• Short problem
Word for word, quote all of the material, omitting the pictures.

BEGIN Source material

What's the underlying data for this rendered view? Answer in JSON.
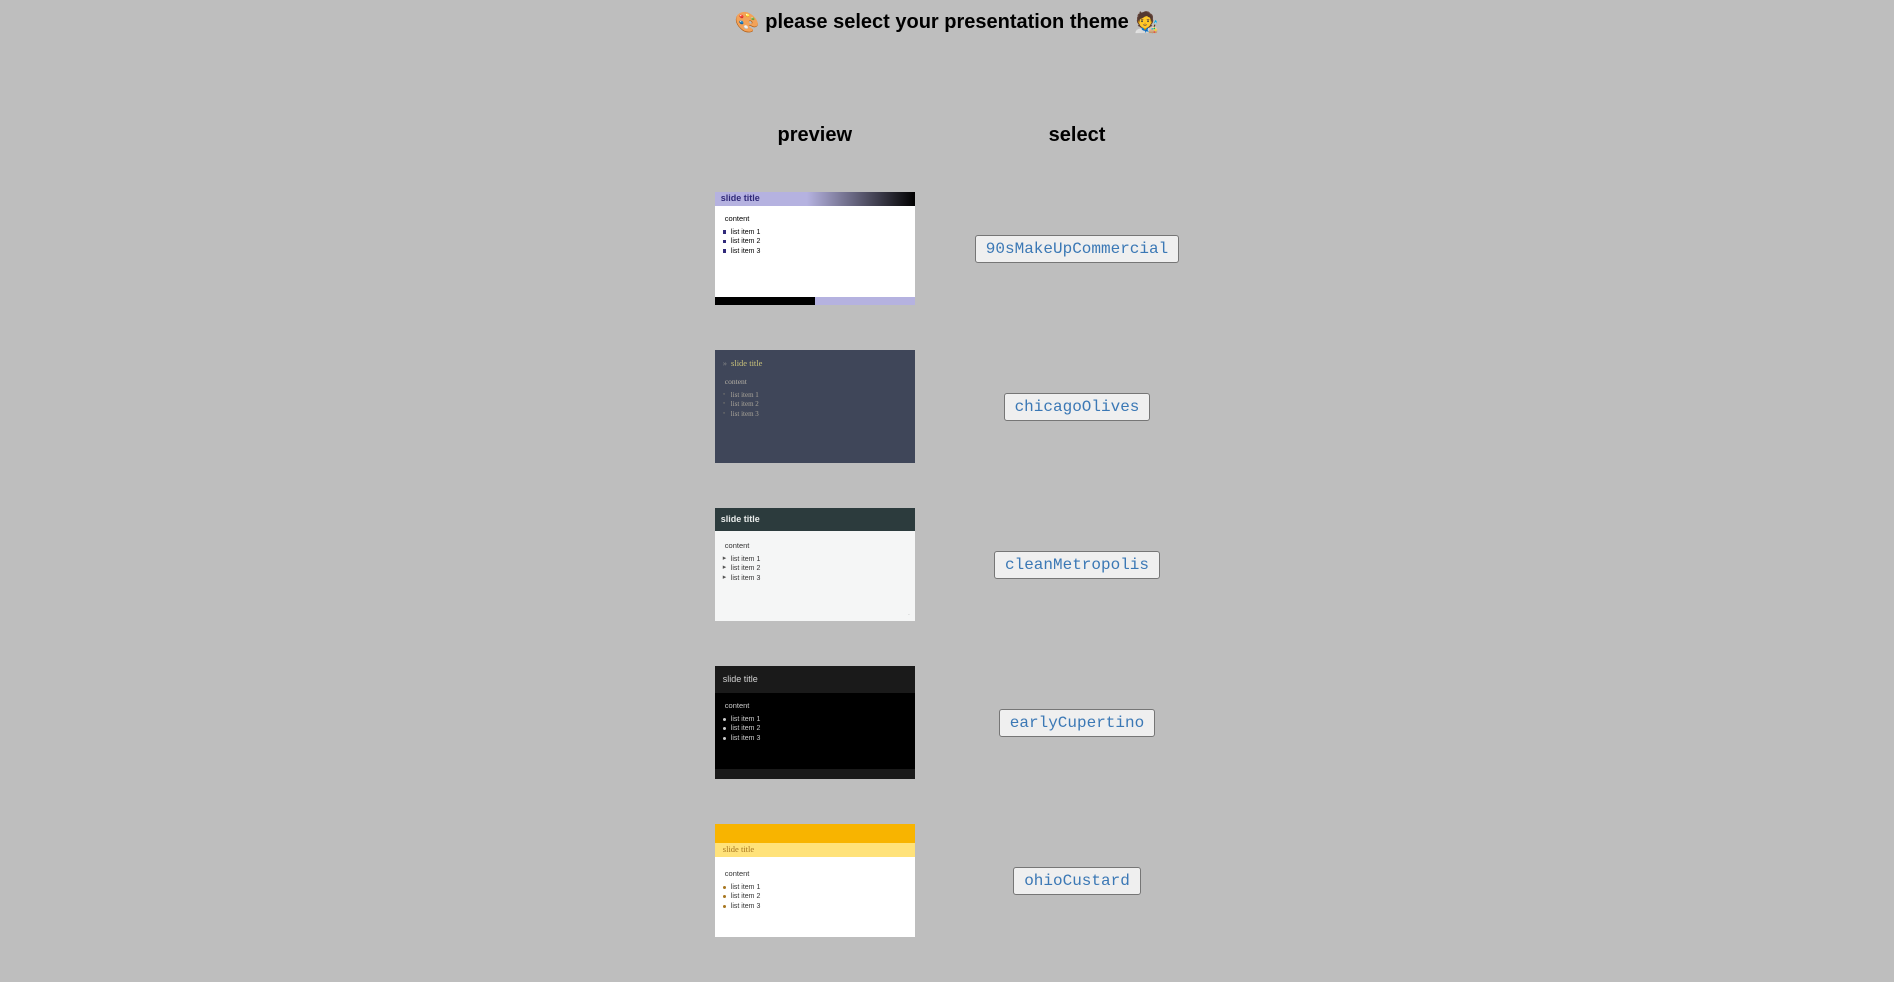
{
  "page": {
    "title_prefix_emoji": "🎨",
    "title_text": "please select your presentation theme",
    "title_suffix_emoji": "🧑‍🎨"
  },
  "headers": {
    "preview": "preview",
    "select": "select"
  },
  "slide_sample": {
    "title": "slide title",
    "content_label": "content",
    "items": [
      "list item 1",
      "list item 2",
      "list item 3"
    ]
  },
  "themes": [
    {
      "id": "90sMakeUpCommercial",
      "button_label": "90sMakeUpCommercial"
    },
    {
      "id": "chicagoOlives",
      "button_label": "chicagoOlives"
    },
    {
      "id": "cleanMetropolis",
      "button_label": "cleanMetropolis"
    },
    {
      "id": "earlyCupertino",
      "button_label": "earlyCupertino"
    },
    {
      "id": "ohioCustard",
      "button_label": "ohioCustard"
    }
  ]
}
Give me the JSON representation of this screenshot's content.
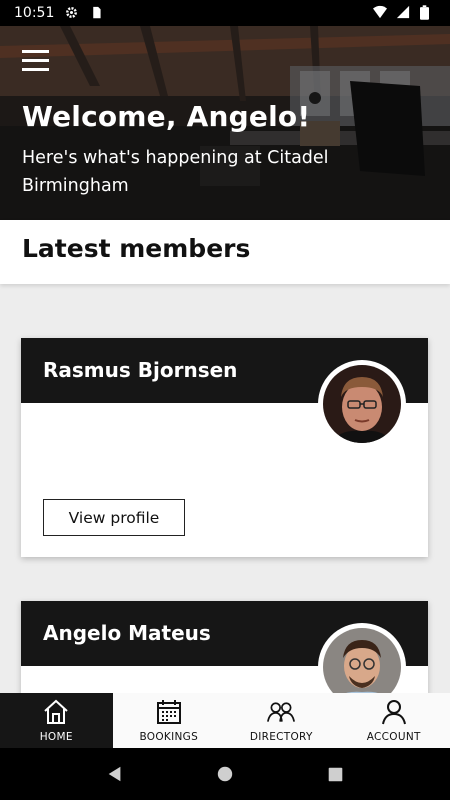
{
  "status_bar": {
    "time": "10:51",
    "icons": [
      "gear-icon",
      "sd-card-icon",
      "wifi-icon",
      "signal-icon",
      "battery-icon"
    ]
  },
  "hero": {
    "title": "Welcome, Angelo!",
    "subtitle": "Here's what's happening at Citadel Birmingham"
  },
  "section": {
    "title": "Latest members"
  },
  "members": [
    {
      "name": "Rasmus Bjornsen",
      "button": "View profile"
    },
    {
      "name": "Angelo Mateus"
    }
  ],
  "bottom_nav": {
    "items": [
      {
        "label": "HOME",
        "icon": "home-icon",
        "active": true
      },
      {
        "label": "BOOKINGS",
        "icon": "calendar-icon",
        "active": false
      },
      {
        "label": "DIRECTORY",
        "icon": "people-icon",
        "active": false
      },
      {
        "label": "ACCOUNT",
        "icon": "person-icon",
        "active": false
      }
    ]
  },
  "colors": {
    "dark": "#161616",
    "bg": "#ededed",
    "white": "#ffffff"
  }
}
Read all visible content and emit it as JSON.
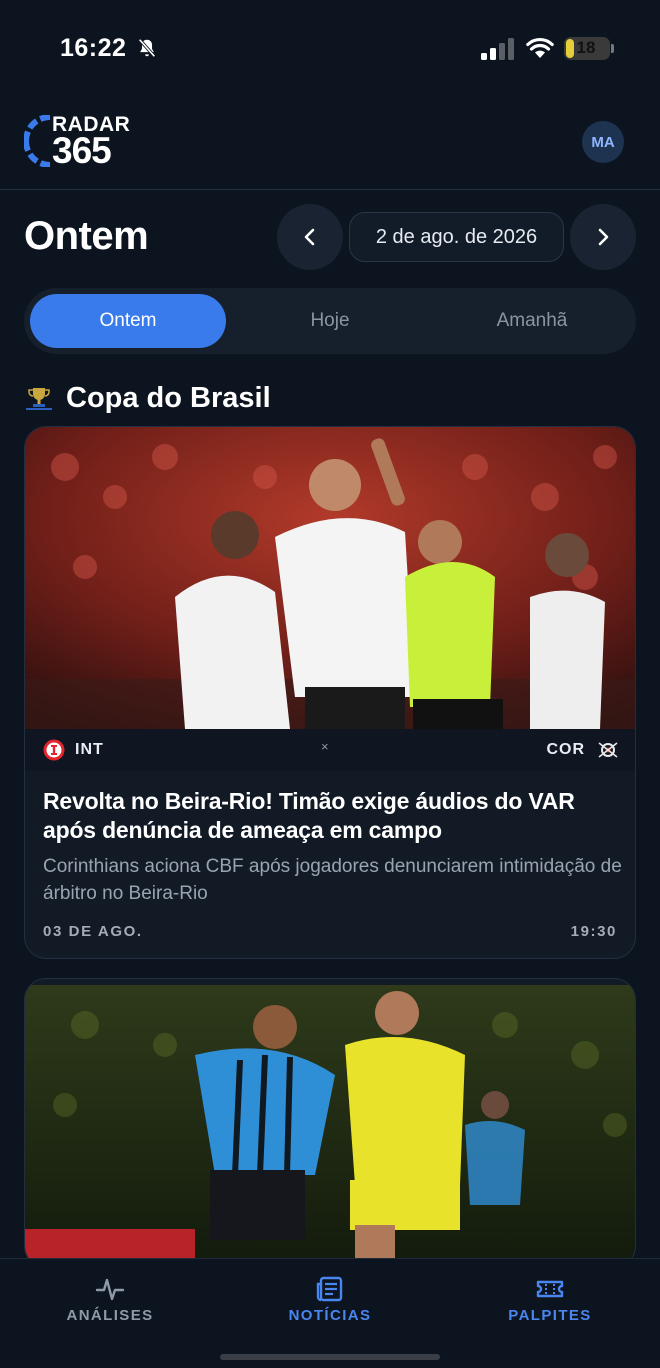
{
  "status_bar": {
    "time": "16:22",
    "battery": "18",
    "battery_level": 0.18,
    "icons": [
      "bell-slash-icon",
      "signal-icon",
      "wifi-icon",
      "battery-icon"
    ]
  },
  "header": {
    "logo_top": "RADAR",
    "logo_bottom": "365",
    "avatar": "MA"
  },
  "date_nav": {
    "title": "Ontem",
    "date": "2 de ago. de 2026",
    "prev_icon": "chevron-left-icon",
    "next_icon": "chevron-right-icon"
  },
  "tabs": [
    {
      "label": "Ontem",
      "active": true
    },
    {
      "label": "Hoje",
      "active": false
    },
    {
      "label": "Amanhã",
      "active": false
    }
  ],
  "section": {
    "title": "Copa do Brasil",
    "icon": "trophy-icon"
  },
  "articles": [
    {
      "home_team": "INT",
      "away_team": "COR",
      "separator": "×",
      "headline": "Revolta no Beira-Rio! Timão exige áudios do VAR após denúncia de ameaça em campo",
      "subtitle": "Corinthians aciona CBF após jogadores denunciarem intimidação de árbitro no Beira-Rio",
      "date": "03 DE AGO.",
      "time": "19:30"
    }
  ],
  "bottom_nav": [
    {
      "label": "ANÁLISES",
      "icon": "activity-icon",
      "color": "#9099a7"
    },
    {
      "label": "NOTÍCIAS",
      "icon": "newspaper-icon",
      "color": "#4a86f0"
    },
    {
      "label": "PALPITES",
      "icon": "ticket-icon",
      "color": "#4a86f0"
    }
  ],
  "colors": {
    "background": "#0c1420",
    "accent": "#3a7bec",
    "card": "#121a26"
  }
}
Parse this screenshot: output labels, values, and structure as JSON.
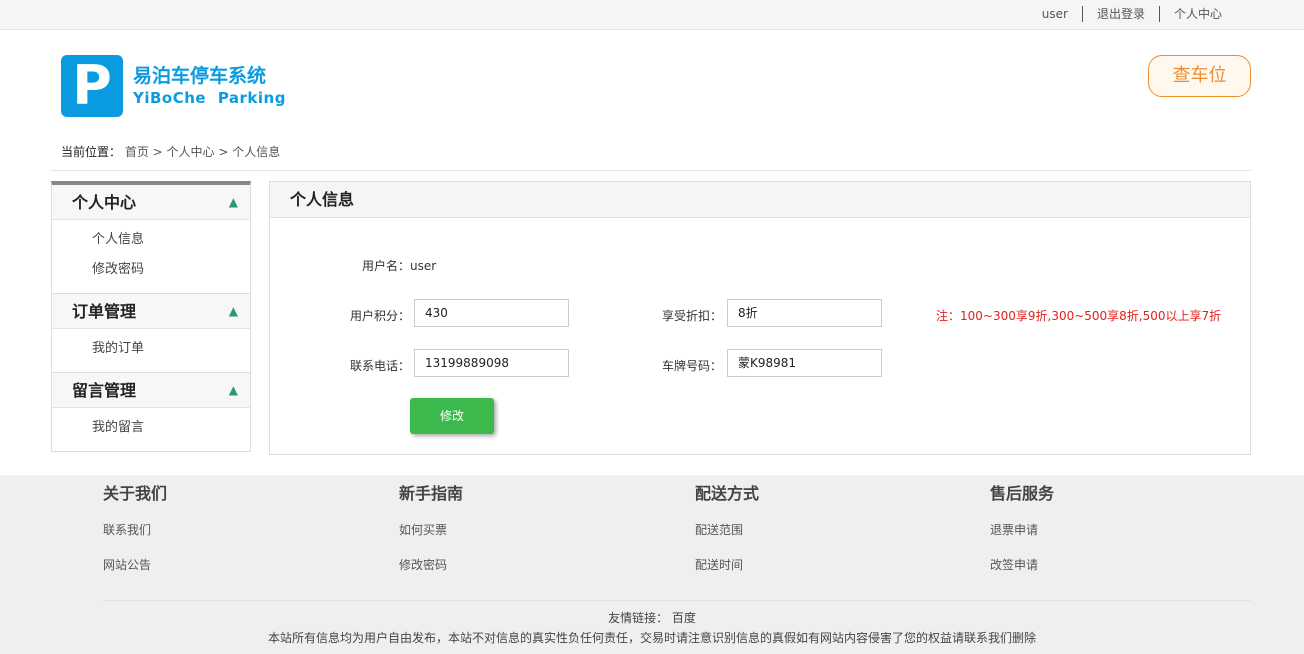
{
  "topbar": {
    "user": "user",
    "logout": "退出登录",
    "profile": "个人中心"
  },
  "logo": {
    "letter": "P",
    "cn": "易泊车停车系统",
    "en": "YiBoChe Parking"
  },
  "find_spot": "查车位",
  "breadcrumb": {
    "label": "当前位置：",
    "path": "首页 > 个人中心 > 个人信息"
  },
  "sidebar": [
    {
      "title": "个人中心",
      "items": [
        "个人信息",
        "修改密码"
      ]
    },
    {
      "title": "订单管理",
      "items": [
        "我的订单"
      ]
    },
    {
      "title": "留言管理",
      "items": [
        "我的留言"
      ]
    }
  ],
  "panel": {
    "title": "个人信息",
    "username_label": "用户名：",
    "username": "user",
    "points_label": "用户积分：",
    "points": "430",
    "discount_label": "享受折扣：",
    "discount": "8折",
    "note": "注：100~300享9折,300~500享8折,500以上享7折",
    "phone_label": "联系电话：",
    "phone": "13199889098",
    "plate_label": "车牌号码：",
    "plate": "蒙K98981",
    "edit": "修改"
  },
  "footer": {
    "columns": [
      {
        "title": "关于我们",
        "items": [
          "联系我们",
          "网站公告"
        ]
      },
      {
        "title": "新手指南",
        "items": [
          "如何买票",
          "修改密码"
        ]
      },
      {
        "title": "配送方式",
        "items": [
          "配送范围",
          "配送时间"
        ]
      },
      {
        "title": "售后服务",
        "items": [
          "退票申请",
          "改签申请"
        ]
      }
    ],
    "links_label": "友情链接：",
    "link": "百度",
    "notice": "本站所有信息均为用户自由发布，本站不对信息的真实性负任何责任，交易时请注意识别信息的真假如有网站内容侵害了您的权益请联系我们删除"
  }
}
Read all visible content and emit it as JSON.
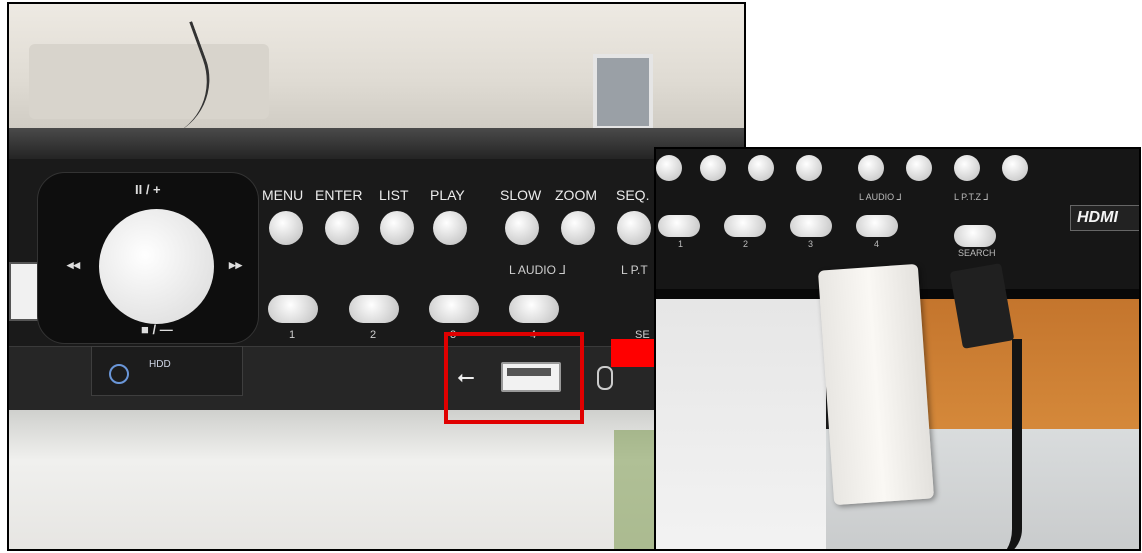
{
  "left_photo": {
    "nav": {
      "top": "II / +",
      "bottom": "■ / —",
      "left": "◂◂",
      "right": "▸▸"
    },
    "buttons": [
      {
        "label": "MENU"
      },
      {
        "label": "ENTER"
      },
      {
        "label": "LIST"
      },
      {
        "label": "PLAY"
      },
      {
        "label": "SLOW"
      },
      {
        "label": "ZOOM"
      },
      {
        "label": "SEQ."
      }
    ],
    "pills": [
      "1",
      "2",
      "3",
      "4"
    ],
    "audio_label": "L AUDIO ⅃",
    "ptz_label": "L P.T",
    "search_partial": "SE",
    "hdd_label": "HDD"
  },
  "right_photo": {
    "audio_label": "L AUDIO ⅃",
    "ptz_label": "L P.T.Z ⅃",
    "pills": [
      "1",
      "2",
      "3",
      "4"
    ],
    "search_label": "SEARCH",
    "hdmi_label": "HDMI"
  },
  "colors": {
    "highlight": "#e00000",
    "arrow": "#ff0000"
  }
}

END Source material

• Answer
What's the underlying data for this rendered view? Answer in JSON.
{
  "page": {
    "title_prefix_emoji": "🎨",
    "title_text": "please select your presentation theme",
    "title_suffix_emoji": "🧑‍🎨"
  },
  "headers": {
    "preview": "preview",
    "select": "select"
  },
  "slide_sample": {
    "title": "slide title",
    "content_label": "content",
    "items": [
      "list item 1",
      "list item 2",
      "list item 3"
    ]
  },
  "themes": [
    {
      "id": "90sMakeUpCommercial",
      "button_label": "90sMakeUpCommercial"
    },
    {
      "id": "chicagoOlives",
      "button_label": "chicagoOlives"
    },
    {
      "id": "cleanMetropolis",
      "button_label": "cleanMetropolis"
    },
    {
      "id": "earlyCupertino",
      "button_label": "earlyCupertino"
    },
    {
      "id": "ohioCustard",
      "button_label": "ohioCustard"
    }
  ]
}
Give me the JSON representation of this screenshot's content.
{
  "status_bar": {
    "time": "10:51",
    "icons": [
      "gear-icon",
      "sd-card-icon",
      "wifi-icon",
      "signal-icon",
      "battery-icon"
    ]
  },
  "hero": {
    "title": "Welcome, Angelo!",
    "subtitle": "Here's what's happening at Citadel Birmingham"
  },
  "section": {
    "title": "Latest members"
  },
  "members": [
    {
      "name": "Rasmus Bjornsen",
      "button": "View profile"
    },
    {
      "name": "Angelo Mateus"
    }
  ],
  "bottom_nav": {
    "items": [
      {
        "label": "HOME",
        "icon": "home-icon",
        "active": true
      },
      {
        "label": "BOOKINGS",
        "icon": "calendar-icon",
        "active": false
      },
      {
        "label": "DIRECTORY",
        "icon": "people-icon",
        "active": false
      },
      {
        "label": "ACCOUNT",
        "icon": "person-icon",
        "active": false
      }
    ]
  },
  "colors": {
    "dark": "#161616",
    "bg": "#ededed",
    "white": "#ffffff"
  }
}
Read all visible content and emit it as JSON.
{
  "status_bar": {
    "time": "16:22",
    "battery": "18",
    "battery_level": 0.18,
    "icons": [
      "bell-slash-icon",
      "signal-icon",
      "wifi-icon",
      "battery-icon"
    ]
  },
  "header": {
    "logo_top": "RADAR",
    "logo_bottom": "365",
    "avatar": "MA"
  },
  "date_nav": {
    "title": "Ontem",
    "date": "2 de ago. de 2026",
    "prev_icon": "chevron-left-icon",
    "next_icon": "chevron-right-icon"
  },
  "tabs": [
    {
      "label": "Ontem",
      "active": true
    },
    {
      "label": "Hoje",
      "active": false
    },
    {
      "label": "Amanhã",
      "active": false
    }
  ],
  "section": {
    "title": "Copa do Brasil",
    "icon": "trophy-icon"
  },
  "articles": [
    {
      "home_team": "INT",
      "away_team": "COR",
      "separator": "×",
      "headline": "Revolta no Beira-Rio! Timão exige áudios do VAR após denúncia de ameaça em campo",
      "subtitle": "Corinthians aciona CBF após jogadores denunciarem intimidação de árbitro no Beira-Rio",
      "date": "03 DE AGO.",
      "time": "19:30"
    }
  ],
  "bottom_nav": [
    {
      "label": "ANÁLISES",
      "icon": "activity-icon",
      "color": "#9099a7"
    },
    {
      "label": "NOTÍCIAS",
      "icon": "newspaper-icon",
      "color": "#4a86f0"
    },
    {
      "label": "PALPITES",
      "icon": "ticket-icon",
      "color": "#4a86f0"
    }
  ],
  "colors": {
    "background": "#0c1420",
    "accent": "#3a7bec",
    "card": "#121a26"
  }
}
Parse this screenshot: output labels, values, and structure as JSON.
{
  "topbar": {
    "user": "user",
    "logout": "退出登录",
    "profile": "个人中心"
  },
  "logo": {
    "letter": "P",
    "cn": "易泊车停车系统",
    "en": "YiBoChe Parking"
  },
  "find_spot": "查车位",
  "breadcrumb": {
    "label": "当前位置：",
    "path": "首页 > 个人中心 > 个人信息"
  },
  "sidebar": [
    {
      "title": "个人中心",
      "items": [
        "个人信息",
        "修改密码"
      ]
    },
    {
      "title": "订单管理",
      "items": [
        "我的订单"
      ]
    },
    {
      "title": "留言管理",
      "items": [
        "我的留言"
      ]
    }
  ],
  "panel": {
    "title": "个人信息",
    "username_label": "用户名：",
    "username": "user",
    "points_label": "用户积分：",
    "points": "430",
    "discount_label": "享受折扣：",
    "discount": "8折",
    "note": "注：100~300享9折,300~500享8折,500以上享7折",
    "phone_label": "联系电话：",
    "phone": "13199889098",
    "plate_label": "车牌号码：",
    "plate": "蒙K98981",
    "edit": "修改"
  },
  "footer": {
    "columns": [
      {
        "title": "关于我们",
        "items": [
          "联系我们",
          "网站公告"
        ]
      },
      {
        "title": "新手指南",
        "items": [
          "如何买票",
          "修改密码"
        ]
      },
      {
        "title": "配送方式",
        "items": [
          "配送范围",
          "配送时间"
        ]
      },
      {
        "title": "售后服务",
        "items": [
          "退票申请",
          "改签申请"
        ]
      }
    ],
    "links_label": "友情链接：",
    "link": "百度",
    "notice": "本站所有信息均为用户自由发布，本站不对信息的真实性负任何责任，交易时请注意识别信息的真假如有网站内容侵害了您的权益请联系我们删除"
  }
}
Read all visible content and emit it as JSON.
{
  "left_photo": {
    "nav": {
      "top": "II / +",
      "bottom": "■ / —",
      "left": "◂◂",
      "right": "▸▸"
    },
    "buttons": [
      {
        "label": "MENU"
      },
      {
        "label": "ENTER"
      },
      {
        "label": "LIST"
      },
      {
        "label": "PLAY"
      },
      {
        "label": "SLOW"
      },
      {
        "label": "ZOOM"
      },
      {
        "label": "SEQ."
      }
    ],
    "pills": [
      "1",
      "2",
      "3",
      "4"
    ],
    "audio_label": "L AUDIO ⅃",
    "ptz_label": "L P.T",
    "search_partial": "SE",
    "hdd_label": "HDD"
  },
  "right_photo": {
    "audio_label": "L AUDIO ⅃",
    "ptz_label": "L P.T.Z ⅃",
    "pills": [
      "1",
      "2",
      "3",
      "4"
    ],
    "search_label": "SEARCH",
    "hdmi_label": "HDMI"
  },
  "colors": {
    "highlight": "#e00000",
    "arrow": "#ff0000"
  }
}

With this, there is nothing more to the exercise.